Text passage
St. Croix County proposed “Penn Central squared.” The propensity of the Justices to venture into the merits territory was also caused by the legal positions taken at oral argument. The Respondent County of St. Croix and the United States Government, as an amicus in support of the respondents, both propounded multifactor tests to determine the denominator in the regulatory takings cases. However, these factors resemble, if not are identical to, the Penn Central factors, with the addition of geographic factors, such as contiguity.
Thus, these positions were vulnerable at oral argument to the criticism offered by the Respondent State of Wisconsin through the state solicitor general, as resulting in a “Penn Central squared” analysis in every regulatory takings case. In other words, according to St. Croix County and the United States, courts should engage in the full Penn Central inquiry to determine the identity of the property that is the subject of the takings claim, and then apply the same criteria to determine whether a taking of that property has occurred. Chief Justice Roberts appeared particularly receptive to this mode of criticism at argument, adopting the general’s catch-phrase to describe the county’s position.

Given entries

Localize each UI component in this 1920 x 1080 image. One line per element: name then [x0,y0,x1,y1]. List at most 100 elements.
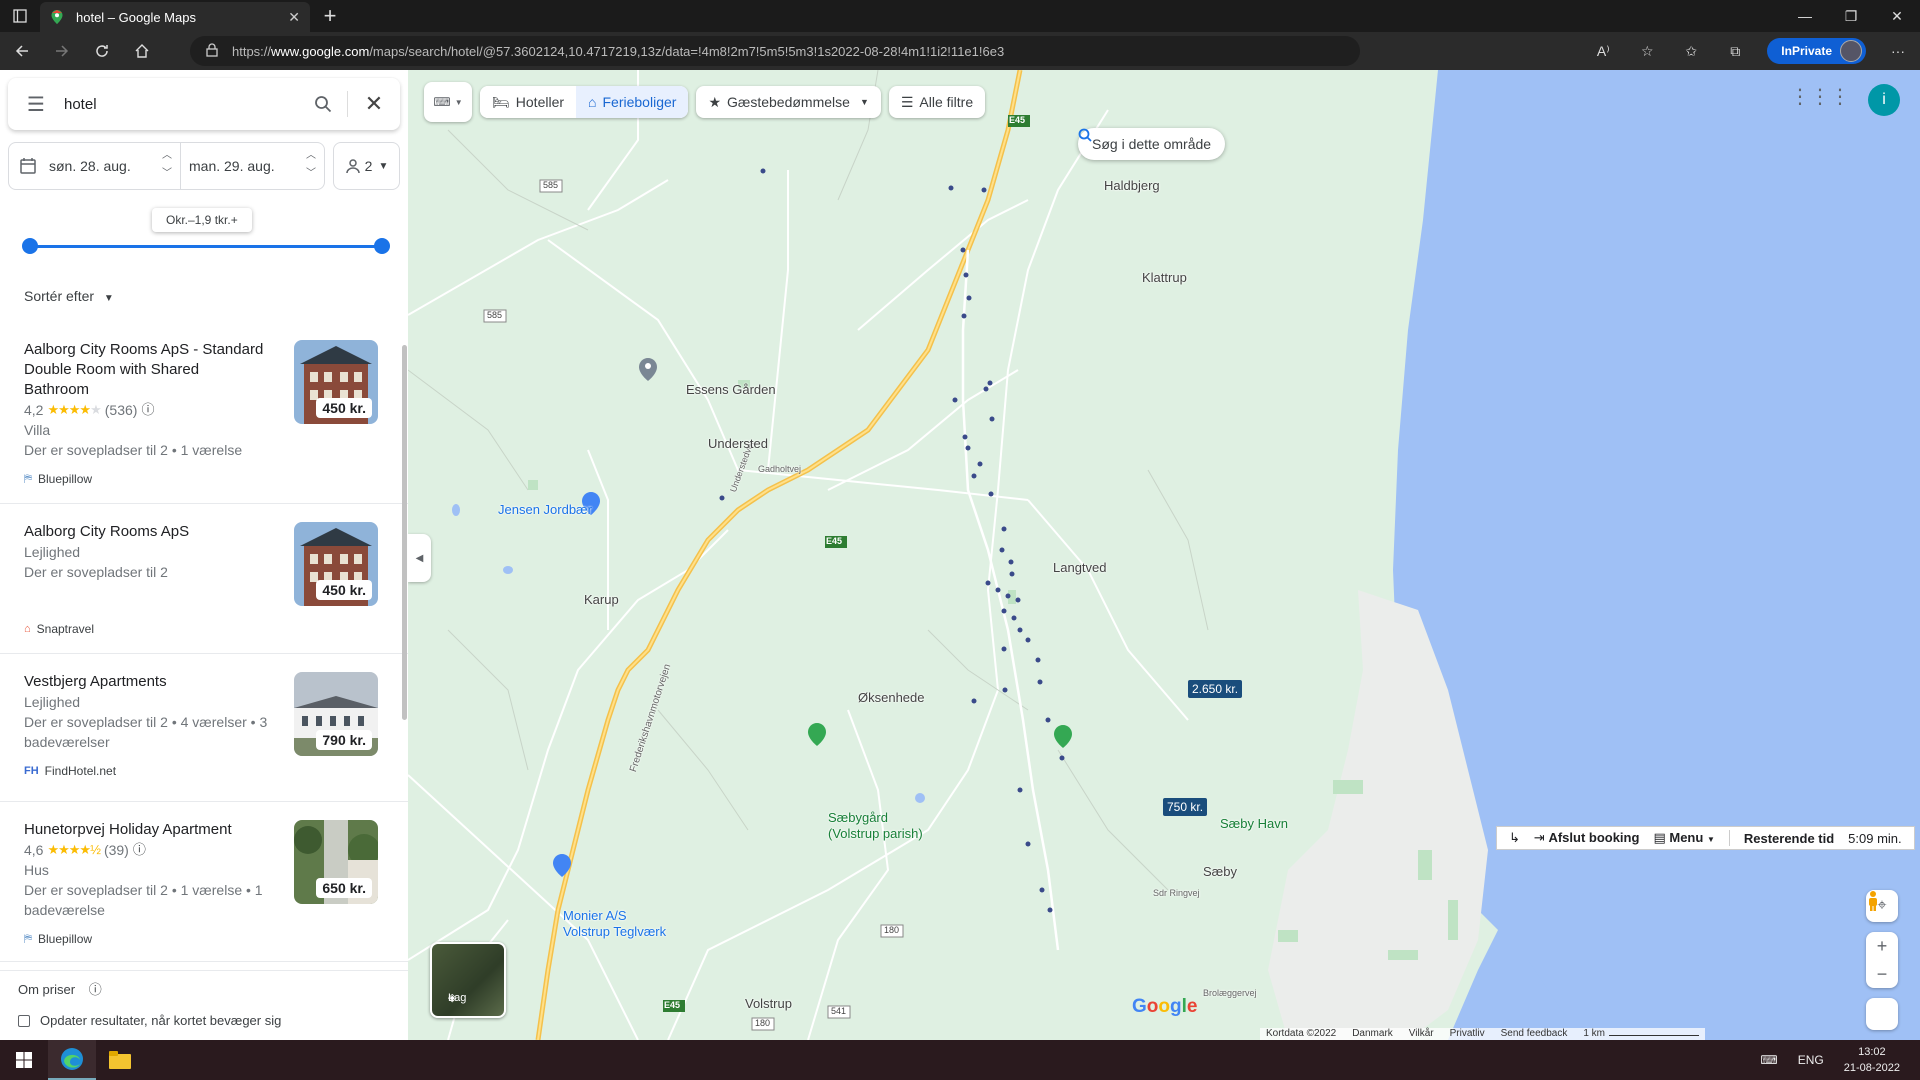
search-input[interactable]: hotel [64,96,299,113]
clear-search-icon[interactable]: ✕ [348,91,400,117]
listing-photo[interactable]: 450 kr. [294,340,378,424]
price-slider-min-handle[interactable] [22,238,38,254]
send-feedback-link[interactable]: Send feedback [1501,1028,1568,1040]
google-apps-icon[interactable]: ⋮⋮⋮ [1790,84,1850,109]
update-results-toggle[interactable]: Opdater resultater, når kortet bevæger s… [18,1013,281,1028]
map-canvas[interactable]: E45 E45 E45 585 585 180 180 541 Gadholtv… [408,70,1920,1040]
place-label-essens[interactable]: Essens Gården [686,382,776,397]
listing-photo[interactable]: 650 kr. [294,820,378,904]
listing-photo[interactable]: 450 kr. [294,522,378,606]
extension-menu-button[interactable]: ▤ Menu ▼ [1653,830,1714,846]
vacation-rentals-chip[interactable]: ⌂ Ferieboliger [576,86,689,118]
scale-bar[interactable]: 1 km [1583,1028,1700,1040]
add-favorite-icon[interactable]: ☆ [1625,35,1669,67]
place-label-oksenhede[interactable]: Øksenhede [858,690,925,705]
account-avatar[interactable]: i [1868,84,1900,116]
hotels-chip[interactable]: 🛏︎ Hoteller [480,86,577,118]
results-scrollbar[interactable] [402,345,407,720]
map-price-pin[interactable]: 750 kr. [1163,798,1208,816]
favorites-icon[interactable]: ✩ [1669,35,1713,67]
list-item[interactable]: Vestbjerg Apartments Lejlighed Der er so… [0,654,408,802]
menu-icon[interactable]: ☰ [8,92,64,117]
place-label-jensen[interactable]: Jensen Jordbær [498,502,592,517]
place-label-saeby[interactable]: Sæby [1203,864,1237,879]
file-explorer-taskbar-icon[interactable] [96,1040,144,1080]
address-bar[interactable]: https://www.google.com/maps/search/hotel… [190,36,1360,66]
extension-logo-icon[interactable]: ↳ [1509,830,1520,846]
checkin-field[interactable]: søn. 28. aug. ︿ ﹀ [8,142,181,190]
place-label-haldbjerg[interactable]: Haldbjerg [1104,178,1160,193]
listing-source[interactable]: ⛿ Bluepillow [24,932,384,946]
info-icon[interactable]: ⓘ [141,400,154,420]
info-icon[interactable]: ⓘ [133,840,146,860]
guest-rating-chip[interactable]: ★ Gæstebedømmelse ▼ [696,86,881,118]
dropdown-arrow-icon: ▼ [103,293,114,304]
place-label-langtved[interactable]: Langtved [1053,560,1107,575]
input-tools-button[interactable]: ⌨ ▼ [424,82,472,122]
guests-dropdown[interactable]: 2 ▼ [333,142,400,190]
search-this-area-button[interactable]: Søg i dette område [1078,128,1226,160]
price-slider-max-handle[interactable] [374,238,390,254]
place-label-saebygaard[interactable]: Sæbygård (Volstrup parish) [828,810,923,842]
forward-button[interactable] [44,35,80,67]
edge-taskbar-icon[interactable] [48,1040,96,1080]
back-button[interactable] [4,35,40,67]
listing-source[interactable]: ⌂ Snaptravel [24,622,384,636]
country-link[interactable]: Danmark [1352,1028,1393,1040]
map-price-pin[interactable]: 2.650 kr. [1188,680,1243,698]
inprivate-button[interactable]: InPrivate [1767,38,1866,64]
zoom-controls: + − [1866,932,1898,988]
minimize-button[interactable]: — [1782,0,1828,32]
list-item[interactable]: Aalborg City Rooms ApS - Standard Double… [0,320,408,504]
zoom-out-button[interactable]: − [1866,960,1898,988]
listing-price: 450 kr. [316,580,372,600]
place-label-karup[interactable]: Karup [584,592,619,607]
refresh-button[interactable] [84,35,120,67]
place-label-volstrup[interactable]: Volstrup [745,996,792,1011]
info-icon[interactable]: ⓘ [89,982,102,997]
list-item[interactable]: Hunetorpvej Holiday Apartment 4,6 ★★★★½ … [0,802,408,962]
more-options-icon[interactable]: ··· [1876,35,1920,67]
list-item[interactable]: Aalborg City Rooms ApS Lejlighed Der er … [0,504,408,654]
inprivate-label: InPrivate [1781,44,1832,58]
place-label-monier[interactable]: Monier A/S Volstrup Teglværk [563,908,666,940]
finish-booking-button[interactable]: ⇥ Afslut booking [1534,830,1640,846]
about-prices[interactable]: Om priser ⓘ [18,979,102,998]
listing-photo[interactable]: 790 kr. [294,672,378,756]
browser-tab[interactable]: hotel – Google Maps ✕ [40,2,310,32]
restore-button[interactable]: ❐ [1828,0,1874,32]
all-filters-chip[interactable]: ☰ Alle filtre [888,86,986,118]
sort-dropdown[interactable]: Sortér efter ▼ [24,288,114,304]
home-button[interactable] [124,35,160,67]
place-label-understed[interactable]: Understed [708,436,768,451]
listing-source[interactable]: ⛿ Bluepillow [24,472,384,486]
clock[interactable]: 13:02 21-08-2022 [1844,1044,1900,1076]
listing-source[interactable]: FH FindHotel.net [24,764,384,778]
pegman-button[interactable] [1866,891,1898,1030]
place-label-klattrup[interactable]: Klattrup [1142,270,1187,285]
search-icon [1078,128,1092,142]
chevron-up-icon[interactable]: ︿ [162,147,172,165]
read-aloud-icon[interactable]: A⁾ [1581,35,1625,67]
price-slider-track[interactable] [30,245,382,248]
place-label-saeby-havn[interactable]: Sæby Havn [1220,816,1288,831]
close-window-button[interactable]: ✕ [1874,0,1920,32]
collections-icon[interactable]: ⧉ [1713,35,1757,67]
chevron-down-icon[interactable]: ﹀ [162,165,172,183]
tab-close-icon[interactable]: ✕ [288,9,300,26]
new-tab-button[interactable]: + [314,0,346,32]
tab-actions-icon[interactable] [0,0,40,32]
chevron-down-icon[interactable]: ﹀ [306,165,316,183]
start-button[interactable] [0,1040,48,1080]
language-indicator[interactable]: ENG [1798,1053,1824,1067]
update-results-checkbox[interactable] [18,1014,30,1027]
zoom-in-button[interactable]: + [1866,932,1898,960]
layers-button[interactable]: ◈ Lag [430,942,506,1018]
chevron-up-icon[interactable]: ︿ [306,147,316,165]
privacy-link[interactable]: Privatliv [1450,1028,1485,1040]
terms-link[interactable]: Vilkår [1409,1028,1434,1040]
touch-keyboard-icon[interactable]: ⌨ [1760,1053,1777,1067]
collapse-panel-button[interactable]: ◀ [408,534,431,582]
checkout-field[interactable]: man. 29. aug. ︿ ﹀ [181,142,325,190]
search-icon[interactable] [299,95,347,113]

Direction
Translate this sentence from the passage on the St. Croix County takings argument into Spanish: "Chief Justice Roberts appeared particularly receptive to this mode of criticism at argument, adopting the general’s catch-phrase to describe the county’s position."

Problem solution
El presidente de la Corte Suprema, Roberts, pareció especialmente receptivo a este tipo de crítica durante la audiencia oral, y adoptó la frase característica del procurador general para describir la postura del condado.